** start **

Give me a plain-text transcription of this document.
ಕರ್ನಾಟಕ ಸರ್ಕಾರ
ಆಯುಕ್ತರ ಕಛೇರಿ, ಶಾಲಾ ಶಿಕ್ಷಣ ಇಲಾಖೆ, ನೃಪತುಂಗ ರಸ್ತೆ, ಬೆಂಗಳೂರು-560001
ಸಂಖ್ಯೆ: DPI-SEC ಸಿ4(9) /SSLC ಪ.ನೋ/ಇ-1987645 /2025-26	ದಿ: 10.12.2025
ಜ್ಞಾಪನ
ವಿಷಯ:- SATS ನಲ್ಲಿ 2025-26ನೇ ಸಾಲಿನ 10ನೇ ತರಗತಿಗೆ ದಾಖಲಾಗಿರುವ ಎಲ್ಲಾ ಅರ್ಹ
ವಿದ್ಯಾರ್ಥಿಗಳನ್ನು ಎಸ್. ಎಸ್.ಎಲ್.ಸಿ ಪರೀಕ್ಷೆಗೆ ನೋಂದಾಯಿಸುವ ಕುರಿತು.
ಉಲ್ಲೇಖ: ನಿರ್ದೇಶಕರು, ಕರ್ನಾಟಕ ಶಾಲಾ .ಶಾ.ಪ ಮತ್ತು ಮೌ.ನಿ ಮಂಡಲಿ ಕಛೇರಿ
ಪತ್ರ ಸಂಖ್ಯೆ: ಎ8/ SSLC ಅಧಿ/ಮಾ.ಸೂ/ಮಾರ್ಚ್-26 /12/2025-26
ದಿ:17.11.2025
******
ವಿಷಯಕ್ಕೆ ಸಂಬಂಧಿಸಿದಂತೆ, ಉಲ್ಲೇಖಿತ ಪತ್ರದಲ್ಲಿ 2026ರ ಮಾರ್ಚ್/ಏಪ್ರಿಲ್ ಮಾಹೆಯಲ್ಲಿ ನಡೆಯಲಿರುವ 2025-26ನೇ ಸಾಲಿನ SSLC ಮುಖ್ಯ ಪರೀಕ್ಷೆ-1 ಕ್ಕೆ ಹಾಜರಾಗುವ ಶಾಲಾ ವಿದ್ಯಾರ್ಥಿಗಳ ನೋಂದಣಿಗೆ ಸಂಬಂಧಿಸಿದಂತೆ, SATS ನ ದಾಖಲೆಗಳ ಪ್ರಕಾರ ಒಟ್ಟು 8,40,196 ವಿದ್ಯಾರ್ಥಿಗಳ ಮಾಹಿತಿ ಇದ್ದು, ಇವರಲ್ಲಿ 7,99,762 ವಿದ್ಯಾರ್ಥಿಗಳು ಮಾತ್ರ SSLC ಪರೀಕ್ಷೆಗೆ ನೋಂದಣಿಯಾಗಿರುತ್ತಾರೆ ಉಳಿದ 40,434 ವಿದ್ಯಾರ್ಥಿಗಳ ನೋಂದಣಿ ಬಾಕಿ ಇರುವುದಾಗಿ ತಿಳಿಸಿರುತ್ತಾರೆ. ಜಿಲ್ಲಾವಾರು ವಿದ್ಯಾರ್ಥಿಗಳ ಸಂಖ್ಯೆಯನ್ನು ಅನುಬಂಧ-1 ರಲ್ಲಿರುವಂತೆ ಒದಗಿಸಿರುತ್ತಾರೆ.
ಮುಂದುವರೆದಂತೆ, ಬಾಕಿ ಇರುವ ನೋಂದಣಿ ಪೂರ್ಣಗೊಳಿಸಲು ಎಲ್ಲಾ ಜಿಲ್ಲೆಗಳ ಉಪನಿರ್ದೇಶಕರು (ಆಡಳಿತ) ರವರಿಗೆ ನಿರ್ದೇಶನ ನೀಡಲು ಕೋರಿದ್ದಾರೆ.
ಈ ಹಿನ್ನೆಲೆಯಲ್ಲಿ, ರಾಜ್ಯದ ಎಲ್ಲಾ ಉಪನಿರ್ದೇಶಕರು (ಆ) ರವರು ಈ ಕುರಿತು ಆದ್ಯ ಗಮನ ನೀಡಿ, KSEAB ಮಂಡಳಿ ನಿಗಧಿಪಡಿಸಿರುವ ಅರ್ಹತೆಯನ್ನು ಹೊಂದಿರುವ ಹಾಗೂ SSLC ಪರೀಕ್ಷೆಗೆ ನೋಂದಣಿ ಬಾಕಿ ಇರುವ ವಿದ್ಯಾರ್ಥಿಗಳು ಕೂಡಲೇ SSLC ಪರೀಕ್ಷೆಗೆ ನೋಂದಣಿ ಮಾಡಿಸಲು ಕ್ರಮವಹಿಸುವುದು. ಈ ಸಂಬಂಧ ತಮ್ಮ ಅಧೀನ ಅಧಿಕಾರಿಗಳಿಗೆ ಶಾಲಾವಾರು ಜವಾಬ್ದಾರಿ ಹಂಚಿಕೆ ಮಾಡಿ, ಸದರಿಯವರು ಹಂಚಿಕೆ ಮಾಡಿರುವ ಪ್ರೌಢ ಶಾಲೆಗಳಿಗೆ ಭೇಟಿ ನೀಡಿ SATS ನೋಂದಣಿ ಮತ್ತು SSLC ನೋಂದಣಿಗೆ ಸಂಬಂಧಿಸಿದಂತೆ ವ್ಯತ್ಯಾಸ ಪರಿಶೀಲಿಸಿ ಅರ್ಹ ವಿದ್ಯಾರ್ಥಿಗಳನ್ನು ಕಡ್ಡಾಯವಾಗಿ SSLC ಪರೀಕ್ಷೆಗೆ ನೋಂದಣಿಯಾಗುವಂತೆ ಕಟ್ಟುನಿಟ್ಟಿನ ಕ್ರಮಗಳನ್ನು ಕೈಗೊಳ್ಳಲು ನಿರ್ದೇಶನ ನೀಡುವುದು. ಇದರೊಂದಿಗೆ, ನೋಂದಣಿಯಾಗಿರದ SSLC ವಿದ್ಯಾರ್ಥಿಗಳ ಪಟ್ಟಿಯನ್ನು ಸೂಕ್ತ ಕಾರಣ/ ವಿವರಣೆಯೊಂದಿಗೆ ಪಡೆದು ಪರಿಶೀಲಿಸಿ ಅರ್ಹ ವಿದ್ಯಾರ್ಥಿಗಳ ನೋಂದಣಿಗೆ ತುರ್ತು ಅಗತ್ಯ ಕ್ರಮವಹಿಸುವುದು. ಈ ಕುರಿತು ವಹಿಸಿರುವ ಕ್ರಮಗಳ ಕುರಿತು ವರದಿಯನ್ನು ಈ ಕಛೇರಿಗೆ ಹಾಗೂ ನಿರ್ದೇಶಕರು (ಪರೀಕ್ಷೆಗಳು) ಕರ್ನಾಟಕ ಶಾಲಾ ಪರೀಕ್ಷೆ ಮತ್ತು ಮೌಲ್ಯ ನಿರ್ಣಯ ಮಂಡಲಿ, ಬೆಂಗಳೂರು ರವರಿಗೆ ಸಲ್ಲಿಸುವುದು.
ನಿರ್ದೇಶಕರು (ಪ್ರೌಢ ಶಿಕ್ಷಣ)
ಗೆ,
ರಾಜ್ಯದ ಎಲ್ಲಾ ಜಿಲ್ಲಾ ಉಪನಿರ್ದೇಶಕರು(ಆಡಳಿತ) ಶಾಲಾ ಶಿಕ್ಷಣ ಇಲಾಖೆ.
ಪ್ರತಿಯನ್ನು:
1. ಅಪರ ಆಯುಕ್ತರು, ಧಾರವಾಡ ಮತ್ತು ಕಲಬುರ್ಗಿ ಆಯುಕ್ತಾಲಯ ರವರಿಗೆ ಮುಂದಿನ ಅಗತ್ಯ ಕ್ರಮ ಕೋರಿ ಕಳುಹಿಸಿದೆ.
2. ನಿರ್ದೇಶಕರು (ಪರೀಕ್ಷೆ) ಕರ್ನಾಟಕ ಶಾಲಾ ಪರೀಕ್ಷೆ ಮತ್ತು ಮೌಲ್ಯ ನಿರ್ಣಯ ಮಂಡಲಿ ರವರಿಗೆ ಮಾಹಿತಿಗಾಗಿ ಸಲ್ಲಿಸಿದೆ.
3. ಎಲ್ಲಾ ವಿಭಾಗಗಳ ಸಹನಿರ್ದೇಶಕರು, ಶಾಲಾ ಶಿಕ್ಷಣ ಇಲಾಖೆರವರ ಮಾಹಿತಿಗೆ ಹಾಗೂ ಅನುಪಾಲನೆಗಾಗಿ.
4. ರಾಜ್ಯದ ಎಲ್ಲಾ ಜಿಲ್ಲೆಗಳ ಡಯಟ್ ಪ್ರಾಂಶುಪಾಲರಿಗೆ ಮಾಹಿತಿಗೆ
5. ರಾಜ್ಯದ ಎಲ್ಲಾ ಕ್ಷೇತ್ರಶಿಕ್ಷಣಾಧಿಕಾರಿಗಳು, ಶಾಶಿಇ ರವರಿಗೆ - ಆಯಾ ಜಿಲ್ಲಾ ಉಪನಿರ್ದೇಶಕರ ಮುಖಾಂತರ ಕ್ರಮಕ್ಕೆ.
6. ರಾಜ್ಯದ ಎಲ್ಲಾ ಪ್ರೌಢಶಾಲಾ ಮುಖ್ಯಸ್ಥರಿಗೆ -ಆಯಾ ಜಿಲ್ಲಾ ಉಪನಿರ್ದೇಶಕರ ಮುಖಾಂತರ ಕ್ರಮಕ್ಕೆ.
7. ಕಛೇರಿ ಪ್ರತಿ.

** end **

- [Set task]: Search the preceding listing for the word "SSLC" and pull out every line that holds it.

- [Answer to the problem]:
ಸಂಖ್ಯೆ: DPI-SEC ಸಿ4(9) /SSLC ಪ.ನೋ/ಇ-1987645 /2025-26	ದಿ: 10.12.2025
ಪತ್ರ ಸಂಖ್ಯೆ: ಎ8/ SSLC ಅಧಿ/ಮಾ.ಸೂ/ಮಾರ್ಚ್-26 /12/2025-26
ವಿಷಯಕ್ಕೆ ಸಂಬಂಧಿಸಿದಂತೆ, ಉಲ್ಲೇಖಿತ ಪತ್ರದಲ್ಲಿ 2026ರ ಮಾರ್ಚ್/ಏಪ್ರಿಲ್ ಮಾಹೆಯಲ್ಲಿ ನಡೆಯಲಿರುವ 2025-26ನೇ ಸಾಲಿನ SSLC ಮುಖ್ಯ ಪರೀಕ್ಷೆ-1 ಕ್ಕೆ ಹಾಜರಾಗುವ ಶಾಲಾ ವಿದ್ಯಾರ್ಥಿಗಳ ನೋಂದಣಿಗೆ ಸಂಬಂಧಿಸಿದಂತೆ, SATS ನ ದಾಖಲೆಗಳ ಪ್ರಕಾರ ಒಟ್ಟು 8,40,196 ವಿದ್ಯಾರ್ಥಿಗಳ ಮಾಹಿತಿ ಇದ್ದು, ಇವರಲ್ಲಿ 7,99,762 ವಿದ್ಯಾರ್ಥಿಗಳು ಮಾತ್ರ SSLC ಪರೀಕ್ಷೆಗೆ ನೋಂದಣಿಯಾಗಿರುತ್ತಾರೆ ಉಳಿದ 40,434 ವಿದ್ಯಾರ್ಥಿಗಳ ನೋಂದಣಿ ಬಾಕಿ ಇರುವುದಾಗಿ ತಿಳಿಸಿರುತ್ತಾರೆ. ಜಿಲ್ಲಾವಾರು ವಿದ್ಯಾರ್ಥಿಗಳ ಸಂಖ್ಯೆಯನ್ನು ಅನುಬಂಧ-1 ರಲ್ಲಿರುವಂತೆ ಒದಗಿಸಿರುತ್ತಾರೆ.
ಈ ಹಿನ್ನೆಲೆಯಲ್ಲಿ, ರಾಜ್ಯದ ಎಲ್ಲಾ ಉಪನಿರ್ದೇಶಕರು (ಆ) ರವರು ಈ ಕುರಿತು ಆದ್ಯ ಗಮನ ನೀಡಿ, KSEAB ಮಂಡಳಿ ನಿಗಧಿಪಡಿಸಿರುವ ಅರ್ಹತೆಯನ್ನು ಹೊಂದಿರುವ ಹಾಗೂ SSLC ಪರೀಕ್ಷೆಗೆ ನೋಂದಣಿ ಬಾಕಿ ಇರುವ ವಿದ್ಯಾರ್ಥಿಗಳು ಕೂಡಲೇ SSLC ಪರೀಕ್ಷೆಗೆ ನೋಂದಣಿ ಮಾಡಿಸಲು ಕ್ರಮವಹಿಸುವುದು. ಈ ಸಂಬಂಧ ತಮ್ಮ ಅಧೀನ ಅಧಿಕಾರಿಗಳಿಗೆ ಶಾಲಾವಾರು ಜವಾಬ್ದಾರಿ ಹಂಚಿಕೆ ಮಾಡಿ, ಸದರಿಯವರು ಹಂಚಿಕೆ ಮಾಡಿರುವ ಪ್ರೌಢ ಶಾಲೆಗಳಿಗೆ ಭೇಟಿ ನೀಡಿ SATS ನೋಂದಣಿ ಮತ್ತು SSLC ನೋಂದಣಿಗೆ ಸಂಬಂಧಿಸಿದಂತೆ ವ್ಯತ್ಯಾಸ ಪರಿಶೀಲಿಸಿ ಅರ್ಹ ವಿದ್ಯಾರ್ಥಿಗಳನ್ನು ಕಡ್ಡಾಯವಾಗಿ SSLC ಪರೀಕ್ಷೆಗೆ ನೋಂದಣಿಯಾಗುವಂತೆ ಕಟ್ಟುನಿಟ್ಟಿನ ಕ್ರಮಗಳನ್ನು ಕೈಗೊಳ್ಳಲು ನಿರ್ದೇಶನ ನೀಡುವುದು. ಇದರೊಂದಿಗೆ, ನೋಂದಣಿಯಾಗಿರದ SSLC ವಿದ್ಯಾರ್ಥಿಗಳ ಪಟ್ಟಿಯನ್ನು ಸೂಕ್ತ ಕಾರಣ/ ವಿವರಣೆಯೊಂದಿಗೆ ಪಡೆದು ಪರಿಶೀಲಿಸಿ ಅರ್ಹ ವಿದ್ಯಾರ್ಥಿಗಳ ನೋಂದಣಿಗೆ ತುರ್ತು ಅಗತ್ಯ ಕ್ರಮವಹಿಸುವುದು. ಈ ಕುರಿತು ವಹಿಸಿರುವ ಕ್ರಮಗಳ ಕುರಿತು ವರದಿಯನ್ನು ಈ ಕಛೇರಿಗೆ ಹಾಗೂ ನಿರ್ದೇಶಕರು (ಪರೀಕ್ಷೆಗಳು) ಕರ್ನಾಟಕ ಶಾಲಾ ಪರೀಕ್ಷೆ ಮತ್ತು ಮೌಲ್ಯ ನಿರ್ಣಯ ಮಂಡಲಿ, ಬೆಂಗಳೂರು ರವರಿಗೆ ಸಲ್ಲಿಸುವುದು.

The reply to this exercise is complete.